(TEXT PROVIDED):
----------

If your image of a Viking is a burly giant with unkempt blond hair and a scraggly beard with horns on his helmet, you’re probably thinking of the Minnesota Vikings mascot, Viktor. Despite extensive searches over the years, archaeologists have been unable to find any Viking helmets with horns.
Neither was the average Viking man gigantic. According to historical records, they stood only about five feet seven inches tall. And while early depictions of Vikings had them with long hair and beards, by the mid Viking Age they had become quite well groomed. It was often the fashion for Viking men to use a special soap to bleach their hair making them perhaps the world’s first bleached blonds.
Along the coast of the Baltic from Latvia to Finland to Sweden, the wives of Viking sailors would await their return home from a summer of exploring, trading, and looting by lighting the nighttime skies with flaming bonfires as beacons to guide the husband’s way.
This tradition is now re-enacted annually – this year on August 29 – with a festival, The Night of the Ancient Bonfires. Roaring fires are maintained along the Baltic shore by festival celebrants, plentifully fueled with a liquor of 40% alcohol, known as akvavit or aquavit. This potent spirit, flavored with herbs, spices, or fruit oil, has been produced in Scandinavia since the 15th century.
Tolearn more about the Vikings, there is a museum in Stockholm and two in Copenhagen that can be visited. Stockholm’s Swedish Museum of History has an extensive exhibit on the Life of the Vikings. Several rune stones and picture stones in the museum depict Viking clans in Uppland province who built splendid halls headed by wealthy aristocrats that collected possessions from many far away foreign lands. Women are also documented as wealthy leaders, sorcerers and fortunetellers. A model in the exhibit that was made by SVT Swedish Television is a miniature of how a Viking age town in Birka at Bjorko Island probably looked around 800 AD, including Viking ships moored in the harbor.

----------

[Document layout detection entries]
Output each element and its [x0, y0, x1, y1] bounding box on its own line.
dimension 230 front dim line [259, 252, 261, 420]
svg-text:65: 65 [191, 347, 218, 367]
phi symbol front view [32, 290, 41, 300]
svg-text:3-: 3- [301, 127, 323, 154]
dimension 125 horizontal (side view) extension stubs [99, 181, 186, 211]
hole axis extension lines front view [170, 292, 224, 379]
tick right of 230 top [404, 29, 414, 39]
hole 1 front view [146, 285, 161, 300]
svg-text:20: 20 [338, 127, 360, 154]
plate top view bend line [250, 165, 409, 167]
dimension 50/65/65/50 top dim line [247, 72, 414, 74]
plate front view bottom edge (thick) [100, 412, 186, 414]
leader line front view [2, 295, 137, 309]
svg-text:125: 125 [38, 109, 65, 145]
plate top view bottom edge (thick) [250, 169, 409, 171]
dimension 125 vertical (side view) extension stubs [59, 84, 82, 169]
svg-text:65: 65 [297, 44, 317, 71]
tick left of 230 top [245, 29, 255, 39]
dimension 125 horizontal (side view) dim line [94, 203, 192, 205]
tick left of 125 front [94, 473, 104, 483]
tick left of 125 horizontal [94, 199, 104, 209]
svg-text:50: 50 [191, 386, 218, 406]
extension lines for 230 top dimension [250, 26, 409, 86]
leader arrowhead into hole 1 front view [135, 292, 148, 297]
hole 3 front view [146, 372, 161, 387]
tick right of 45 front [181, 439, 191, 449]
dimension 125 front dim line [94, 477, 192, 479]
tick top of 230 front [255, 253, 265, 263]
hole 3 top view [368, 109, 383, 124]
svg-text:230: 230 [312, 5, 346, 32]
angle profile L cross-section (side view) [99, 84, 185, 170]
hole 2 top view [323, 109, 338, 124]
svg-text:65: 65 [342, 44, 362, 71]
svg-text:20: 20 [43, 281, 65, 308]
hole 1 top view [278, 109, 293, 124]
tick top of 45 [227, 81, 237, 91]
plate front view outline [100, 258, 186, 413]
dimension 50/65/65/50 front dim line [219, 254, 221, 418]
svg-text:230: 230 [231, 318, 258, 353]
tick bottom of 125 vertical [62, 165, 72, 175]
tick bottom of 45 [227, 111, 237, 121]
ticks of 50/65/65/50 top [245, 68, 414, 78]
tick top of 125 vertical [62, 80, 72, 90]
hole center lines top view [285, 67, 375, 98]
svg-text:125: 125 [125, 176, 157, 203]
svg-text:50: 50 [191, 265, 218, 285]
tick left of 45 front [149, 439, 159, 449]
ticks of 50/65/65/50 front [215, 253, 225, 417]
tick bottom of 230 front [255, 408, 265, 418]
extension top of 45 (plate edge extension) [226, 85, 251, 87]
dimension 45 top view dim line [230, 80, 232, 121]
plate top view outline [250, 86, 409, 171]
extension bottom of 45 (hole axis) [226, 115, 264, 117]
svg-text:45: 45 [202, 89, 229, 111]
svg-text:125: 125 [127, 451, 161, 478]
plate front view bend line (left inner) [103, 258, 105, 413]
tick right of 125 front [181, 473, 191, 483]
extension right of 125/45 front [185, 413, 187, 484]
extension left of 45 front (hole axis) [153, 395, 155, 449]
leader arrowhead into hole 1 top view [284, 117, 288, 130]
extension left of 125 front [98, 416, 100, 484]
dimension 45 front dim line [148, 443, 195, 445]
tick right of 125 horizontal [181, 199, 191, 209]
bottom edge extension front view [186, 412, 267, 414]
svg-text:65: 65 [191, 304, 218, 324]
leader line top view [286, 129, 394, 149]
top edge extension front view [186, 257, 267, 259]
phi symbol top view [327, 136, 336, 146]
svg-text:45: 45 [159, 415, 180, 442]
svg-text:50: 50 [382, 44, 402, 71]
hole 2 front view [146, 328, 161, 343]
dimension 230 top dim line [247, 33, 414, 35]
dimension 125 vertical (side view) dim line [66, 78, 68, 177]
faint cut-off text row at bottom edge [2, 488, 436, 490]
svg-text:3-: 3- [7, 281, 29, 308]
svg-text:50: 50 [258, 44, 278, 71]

----------

(TASKS AND EXERCISES):
• 1. According to the text about Vikings, why might Viking men have been the world's first bleached blonds?
• 2. How would you continue the text about Vikings from where it stops?

(ANSWERS GIVEN):
• 1. It was often the fashion for Viking men to use a special soap to bleach their hair.

• 2.
Featuring an overview of Danish history from pre-historic times, the highlight of the fascinating National Museum of Denmark in Copenhagen are the Viking displays with their sagas of fierce battles fought by the ruthless ocean warriors and the warships that were the homes of up to 60 Norsemen during months at sea. In addition to a display of early artifacts, there are several books in the museum shop that cover Viking life extensively, including a book on Viking cooking. The shop also stocks Viking Berserk, a fermented honey wine known as mead. Located between Copenhagen’s City Hall and Parliament, the museum features recently renovated and easily understood displays, and best of all admission is free, although the mead is not.
Another museum near Copenhagen, a half an hour away by train in Roskilde, offers an even more visceral Viking historical experience. Five original Viking ships can be examined there. Located by a fjord, the Viking Ship Museum also offers a unique opportunity for you to sail in a ship.
At the museum’s boatyard you can follow the construction of a long-shaped, shallow draft Viking ship, which ranged in size from small fishing boats to ferries, commercial trade ships, and the famous warships. All were made the same way as is demonstrated at the museum’s boat builder’s workshop.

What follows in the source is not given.